▸ INSTRUCTIONS TO FOLLOW: Repeat the full listing, word for word.

[Some records]
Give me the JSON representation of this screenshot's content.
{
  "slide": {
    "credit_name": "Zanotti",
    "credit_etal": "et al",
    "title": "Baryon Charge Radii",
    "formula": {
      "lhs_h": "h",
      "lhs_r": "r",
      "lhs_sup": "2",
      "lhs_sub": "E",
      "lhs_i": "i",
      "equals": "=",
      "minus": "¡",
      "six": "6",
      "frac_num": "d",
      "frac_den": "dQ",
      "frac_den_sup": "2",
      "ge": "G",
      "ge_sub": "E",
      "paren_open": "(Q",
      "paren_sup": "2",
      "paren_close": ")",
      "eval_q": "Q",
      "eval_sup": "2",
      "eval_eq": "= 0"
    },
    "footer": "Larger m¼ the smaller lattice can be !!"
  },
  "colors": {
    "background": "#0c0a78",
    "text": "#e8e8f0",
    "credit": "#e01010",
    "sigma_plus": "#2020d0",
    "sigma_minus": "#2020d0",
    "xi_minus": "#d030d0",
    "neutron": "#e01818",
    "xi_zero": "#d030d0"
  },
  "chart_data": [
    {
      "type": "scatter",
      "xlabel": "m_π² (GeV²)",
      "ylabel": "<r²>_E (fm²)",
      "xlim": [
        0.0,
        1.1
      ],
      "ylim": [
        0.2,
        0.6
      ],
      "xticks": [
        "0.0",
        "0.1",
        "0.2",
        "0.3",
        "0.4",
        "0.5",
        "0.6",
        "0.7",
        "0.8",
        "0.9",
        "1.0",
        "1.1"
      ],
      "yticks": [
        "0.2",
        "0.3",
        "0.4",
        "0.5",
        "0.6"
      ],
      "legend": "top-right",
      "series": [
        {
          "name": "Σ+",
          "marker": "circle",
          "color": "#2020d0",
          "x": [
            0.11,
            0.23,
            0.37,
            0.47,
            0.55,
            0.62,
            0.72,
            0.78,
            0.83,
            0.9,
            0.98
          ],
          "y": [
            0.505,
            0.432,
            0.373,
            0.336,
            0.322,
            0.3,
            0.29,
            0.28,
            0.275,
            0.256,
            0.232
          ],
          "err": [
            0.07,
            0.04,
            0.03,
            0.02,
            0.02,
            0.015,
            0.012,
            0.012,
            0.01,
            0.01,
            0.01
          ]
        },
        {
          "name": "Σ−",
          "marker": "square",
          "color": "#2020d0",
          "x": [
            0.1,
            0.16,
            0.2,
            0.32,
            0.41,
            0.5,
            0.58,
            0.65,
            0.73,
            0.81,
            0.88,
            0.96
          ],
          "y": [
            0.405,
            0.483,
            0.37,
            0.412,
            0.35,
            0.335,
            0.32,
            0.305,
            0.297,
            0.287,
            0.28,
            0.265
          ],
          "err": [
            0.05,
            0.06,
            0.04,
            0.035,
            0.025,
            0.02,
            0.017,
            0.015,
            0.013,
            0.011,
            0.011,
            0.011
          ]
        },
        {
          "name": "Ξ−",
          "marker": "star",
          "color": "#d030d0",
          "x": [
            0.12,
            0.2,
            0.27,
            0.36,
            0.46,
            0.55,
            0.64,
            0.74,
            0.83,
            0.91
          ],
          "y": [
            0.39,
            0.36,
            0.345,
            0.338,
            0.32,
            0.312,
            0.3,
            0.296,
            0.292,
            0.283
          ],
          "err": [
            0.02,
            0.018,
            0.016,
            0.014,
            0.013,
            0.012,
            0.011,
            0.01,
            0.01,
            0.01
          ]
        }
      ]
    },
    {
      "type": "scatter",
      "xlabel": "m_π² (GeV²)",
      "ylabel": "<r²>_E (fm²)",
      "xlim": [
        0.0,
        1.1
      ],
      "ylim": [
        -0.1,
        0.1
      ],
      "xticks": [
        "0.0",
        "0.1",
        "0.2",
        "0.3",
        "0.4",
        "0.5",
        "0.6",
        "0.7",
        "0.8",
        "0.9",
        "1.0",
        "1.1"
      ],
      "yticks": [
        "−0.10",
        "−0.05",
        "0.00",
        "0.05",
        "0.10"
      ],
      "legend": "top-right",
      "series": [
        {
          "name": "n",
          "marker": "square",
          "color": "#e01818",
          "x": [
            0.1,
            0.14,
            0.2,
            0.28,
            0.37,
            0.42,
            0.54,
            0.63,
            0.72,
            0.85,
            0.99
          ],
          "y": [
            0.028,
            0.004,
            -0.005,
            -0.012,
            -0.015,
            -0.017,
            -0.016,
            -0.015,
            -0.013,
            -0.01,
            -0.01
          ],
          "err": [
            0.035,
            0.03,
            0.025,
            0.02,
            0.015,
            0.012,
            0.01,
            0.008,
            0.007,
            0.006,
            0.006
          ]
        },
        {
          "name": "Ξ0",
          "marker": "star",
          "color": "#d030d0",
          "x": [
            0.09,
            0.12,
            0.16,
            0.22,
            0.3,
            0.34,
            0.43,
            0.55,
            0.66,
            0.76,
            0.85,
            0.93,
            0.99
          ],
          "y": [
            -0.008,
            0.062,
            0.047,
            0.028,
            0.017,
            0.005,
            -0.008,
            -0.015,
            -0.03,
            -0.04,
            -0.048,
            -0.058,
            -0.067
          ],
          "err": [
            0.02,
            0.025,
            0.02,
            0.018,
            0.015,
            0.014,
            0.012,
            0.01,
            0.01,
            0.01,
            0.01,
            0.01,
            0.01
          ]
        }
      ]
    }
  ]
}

▸ COMPLETED TASK:
Give me the JSON representation of this screenshot's content.
{
  "slide": {
    "credit_name": "Zanotti",
    "credit_etal": "et al",
    "title": "Baryon Charge Radii",
    "formula": {
      "lhs_h": "h",
      "lhs_r": "r",
      "lhs_sup": "2",
      "lhs_sub": "E",
      "lhs_i": "i",
      "equals": "=",
      "minus": "¡",
      "six": "6",
      "frac_num": "d",
      "frac_den": "dQ",
      "frac_den_sup": "2",
      "ge": "G",
      "ge_sub": "E",
      "paren_open": "(Q",
      "paren_sup": "2",
      "paren_close": ")",
      "eval_q": "Q",
      "eval_sup": "2",
      "eval_eq": "= 0"
    },
    "footer": "Larger m¼ the smaller lattice can be !!"
  },
  "colors": {
    "background": "#0c0a78",
    "text": "#e8e8f0",
    "credit": "#e01010",
    "sigma_plus": "#2020d0",
    "sigma_minus": "#2020d0",
    "xi_minus": "#d030d0",
    "neutron": "#e01818",
    "xi_zero": "#d030d0"
  },
  "chart_data": [
    {
      "type": "scatter",
      "xlabel": "m_π² (GeV²)",
      "ylabel": "<r²>_E (fm²)",
      "xlim": [
        0.0,
        1.1
      ],
      "ylim": [
        0.2,
        0.6
      ],
      "xticks": [
        "0.0",
        "0.1",
        "0.2",
        "0.3",
        "0.4",
        "0.5",
        "0.6",
        "0.7",
        "0.8",
        "0.9",
        "1.0",
        "1.1"
      ],
      "yticks": [
        "0.2",
        "0.3",
        "0.4",
        "0.5",
        "0.6"
      ],
      "legend": "top-right",
      "series": [
        {
          "name": "Σ+",
          "marker": "circle",
          "color": "#2020d0",
          "x": [
            0.11,
            0.23,
            0.37,
            0.47,
            0.55,
            0.62,
            0.72,
            0.78,
            0.83,
            0.9,
            0.98
          ],
          "y": [
            0.505,
            0.432,
            0.373,
            0.336,
            0.322,
            0.3,
            0.29,
            0.28,
            0.275,
            0.256,
            0.232
          ],
          "err": [
            0.07,
            0.04,
            0.03,
            0.02,
            0.02,
            0.015,
            0.012,
            0.012,
            0.01,
            0.01,
            0.01
          ]
        },
        {
          "name": "Σ−",
          "marker": "square",
          "color": "#2020d0",
          "x": [
            0.1,
            0.16,
            0.2,
            0.32,
            0.41,
            0.5,
            0.58,
            0.65,
            0.73,
            0.81,
            0.88,
            0.96
          ],
          "y": [
            0.405,
            0.483,
            0.37,
            0.412,
            0.35,
            0.335,
            0.32,
            0.305,
            0.297,
            0.287,
            0.28,
            0.265
          ],
          "err": [
            0.05,
            0.06,
            0.04,
            0.035,
            0.025,
            0.02,
            0.017,
            0.015,
            0.013,
            0.011,
            0.011,
            0.011
          ]
        },
        {
          "name": "Ξ−",
          "marker": "star",
          "color": "#d030d0",
          "x": [
            0.12,
            0.2,
            0.27,
            0.36,
            0.46,
            0.55,
            0.64,
            0.74,
            0.83,
            0.91
          ],
          "y": [
            0.39,
            0.36,
            0.345,
            0.338,
            0.32,
            0.312,
            0.3,
            0.296,
            0.292,
            0.283
          ],
          "err": [
            0.02,
            0.018,
            0.016,
            0.014,
            0.013,
            0.012,
            0.011,
            0.01,
            0.01,
            0.01
          ]
        }
      ]
    },
    {
      "type": "scatter",
      "xlabel": "m_π² (GeV²)",
      "ylabel": "<r²>_E (fm²)",
      "xlim": [
        0.0,
        1.1
      ],
      "ylim": [
        -0.1,
        0.1
      ],
      "xticks": [
        "0.0",
        "0.1",
        "0.2",
        "0.3",
        "0.4",
        "0.5",
        "0.6",
        "0.7",
        "0.8",
        "0.9",
        "1.0",
        "1.1"
      ],
      "yticks": [
        "−0.10",
        "−0.05",
        "0.00",
        "0.05",
        "0.10"
      ],
      "legend": "top-right",
      "series": [
        {
          "name": "n",
          "marker": "square",
          "color": "#e01818",
          "x": [
            0.1,
            0.14,
            0.2,
            0.28,
            0.37,
            0.42,
            0.54,
            0.63,
            0.72,
            0.85,
            0.99
          ],
          "y": [
            0.028,
            0.004,
            -0.005,
            -0.012,
            -0.015,
            -0.017,
            -0.016,
            -0.015,
            -0.013,
            -0.01,
            -0.01
          ],
          "err": [
            0.035,
            0.03,
            0.025,
            0.02,
            0.015,
            0.012,
            0.01,
            0.008,
            0.007,
            0.006,
            0.006
          ]
        },
        {
          "name": "Ξ0",
          "marker": "star",
          "color": "#d030d0",
          "x": [
            0.09,
            0.12,
            0.16,
            0.22,
            0.3,
            0.34,
            0.43,
            0.55,
            0.66,
            0.76,
            0.85,
            0.93,
            0.99
          ],
          "y": [
            -0.008,
            0.062,
            0.047,
            0.028,
            0.017,
            0.005,
            -0.008,
            -0.015,
            -0.03,
            -0.04,
            -0.048,
            -0.058,
            -0.067
          ],
          "err": [
            0.02,
            0.025,
            0.02,
            0.018,
            0.015,
            0.014,
            0.012,
            0.01,
            0.01,
            0.01,
            0.01,
            0.01,
            0.01
          ]
        }
      ]
    }
  ]
}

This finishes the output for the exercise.